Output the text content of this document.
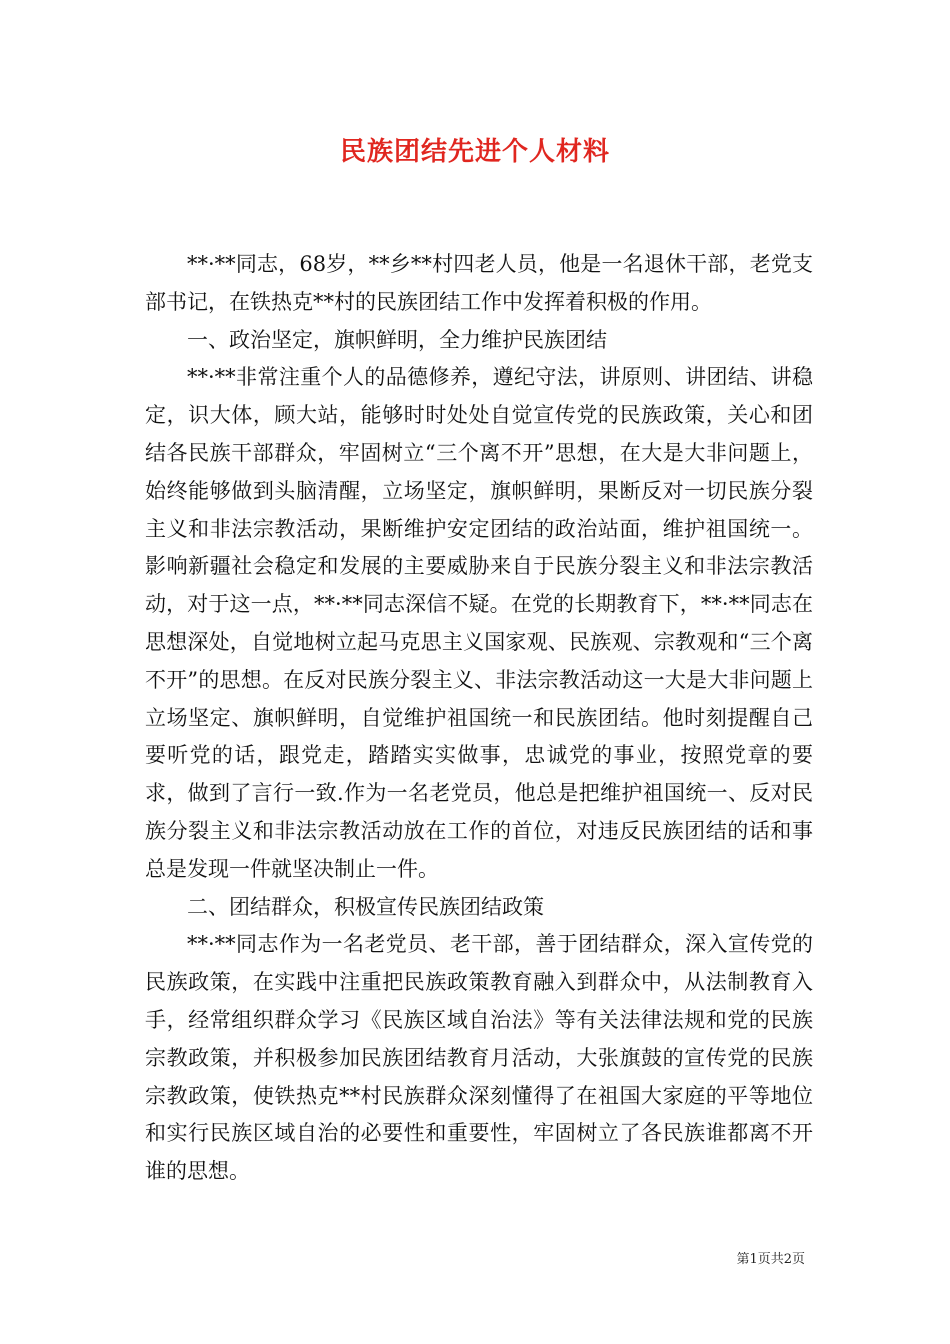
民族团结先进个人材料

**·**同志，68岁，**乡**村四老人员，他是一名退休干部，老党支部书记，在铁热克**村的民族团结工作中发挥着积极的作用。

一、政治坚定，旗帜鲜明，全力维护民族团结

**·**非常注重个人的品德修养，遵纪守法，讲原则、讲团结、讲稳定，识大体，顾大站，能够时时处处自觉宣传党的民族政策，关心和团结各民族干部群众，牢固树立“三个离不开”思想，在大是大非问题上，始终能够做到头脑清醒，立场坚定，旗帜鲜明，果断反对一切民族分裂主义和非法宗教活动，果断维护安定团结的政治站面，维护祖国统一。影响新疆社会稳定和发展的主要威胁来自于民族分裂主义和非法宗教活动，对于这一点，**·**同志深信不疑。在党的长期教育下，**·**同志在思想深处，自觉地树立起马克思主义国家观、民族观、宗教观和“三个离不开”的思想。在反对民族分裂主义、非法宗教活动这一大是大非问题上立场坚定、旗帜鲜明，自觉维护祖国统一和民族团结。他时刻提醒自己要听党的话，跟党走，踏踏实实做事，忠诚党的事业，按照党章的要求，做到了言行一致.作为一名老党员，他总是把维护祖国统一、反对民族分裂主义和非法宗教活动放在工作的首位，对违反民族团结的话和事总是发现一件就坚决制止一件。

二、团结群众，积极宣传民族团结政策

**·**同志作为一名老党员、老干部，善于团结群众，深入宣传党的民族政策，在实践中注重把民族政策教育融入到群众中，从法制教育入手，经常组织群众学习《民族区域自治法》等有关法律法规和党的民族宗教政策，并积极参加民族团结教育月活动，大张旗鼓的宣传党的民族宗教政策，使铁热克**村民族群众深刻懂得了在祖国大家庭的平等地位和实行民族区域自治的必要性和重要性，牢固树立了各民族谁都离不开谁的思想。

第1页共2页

• • • • • • •

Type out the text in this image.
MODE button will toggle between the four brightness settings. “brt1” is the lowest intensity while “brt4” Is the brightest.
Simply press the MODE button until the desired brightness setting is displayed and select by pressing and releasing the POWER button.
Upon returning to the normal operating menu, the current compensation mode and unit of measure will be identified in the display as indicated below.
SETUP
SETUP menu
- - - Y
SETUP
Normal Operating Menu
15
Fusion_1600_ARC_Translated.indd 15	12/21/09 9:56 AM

• • • • • • •

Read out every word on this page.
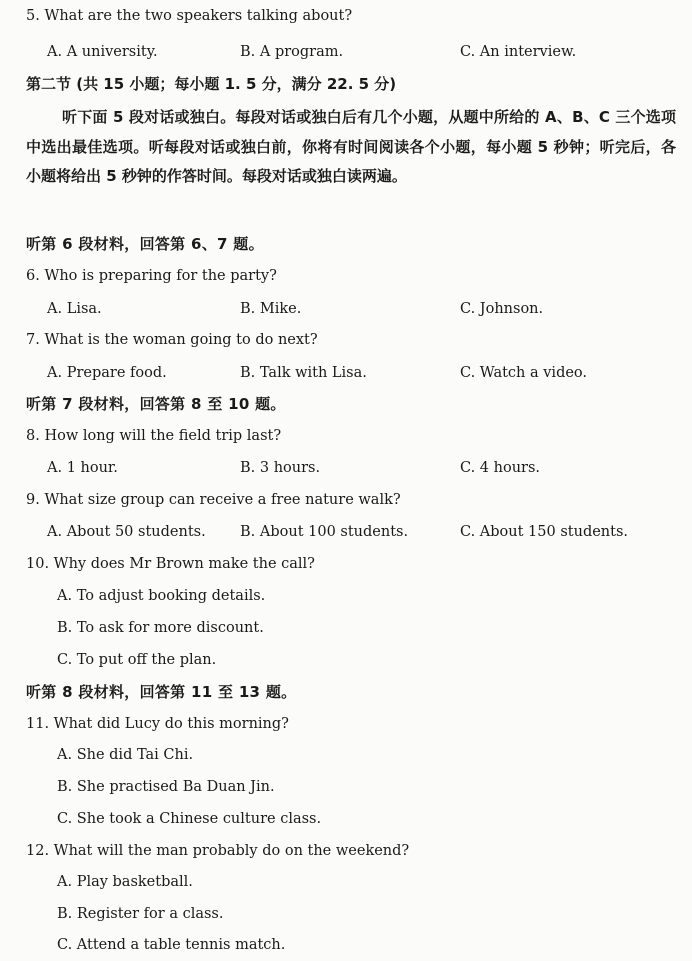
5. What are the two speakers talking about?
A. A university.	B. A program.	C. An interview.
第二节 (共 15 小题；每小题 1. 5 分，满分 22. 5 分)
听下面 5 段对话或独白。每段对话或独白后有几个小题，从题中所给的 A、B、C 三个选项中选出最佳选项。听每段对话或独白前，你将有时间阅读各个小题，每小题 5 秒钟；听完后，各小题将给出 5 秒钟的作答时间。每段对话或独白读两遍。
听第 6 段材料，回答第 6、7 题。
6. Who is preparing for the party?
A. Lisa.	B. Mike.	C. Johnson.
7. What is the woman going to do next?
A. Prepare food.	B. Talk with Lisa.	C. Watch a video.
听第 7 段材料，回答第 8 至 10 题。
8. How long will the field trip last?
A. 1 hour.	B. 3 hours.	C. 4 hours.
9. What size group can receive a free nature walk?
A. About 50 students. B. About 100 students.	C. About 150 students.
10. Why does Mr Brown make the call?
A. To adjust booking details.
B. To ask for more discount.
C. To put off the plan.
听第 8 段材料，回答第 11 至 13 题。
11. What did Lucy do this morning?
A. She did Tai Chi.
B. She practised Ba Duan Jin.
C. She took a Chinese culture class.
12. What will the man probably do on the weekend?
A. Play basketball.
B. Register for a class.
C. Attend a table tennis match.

• • • • • • •

[Work to do]:
Pull out all lines from the entries above that include the word "will".

[Exercise result]:
MODE button will toggle between the four brightness settings. “brt1” is the lowest intensity while “brt4” Is the brightest.
Upon returning to the normal operating menu, the current compensation mode and unit of measure will be identified in the display as indicated below.
8. How long will the field trip last?
12. What will the man probably do on the weekend?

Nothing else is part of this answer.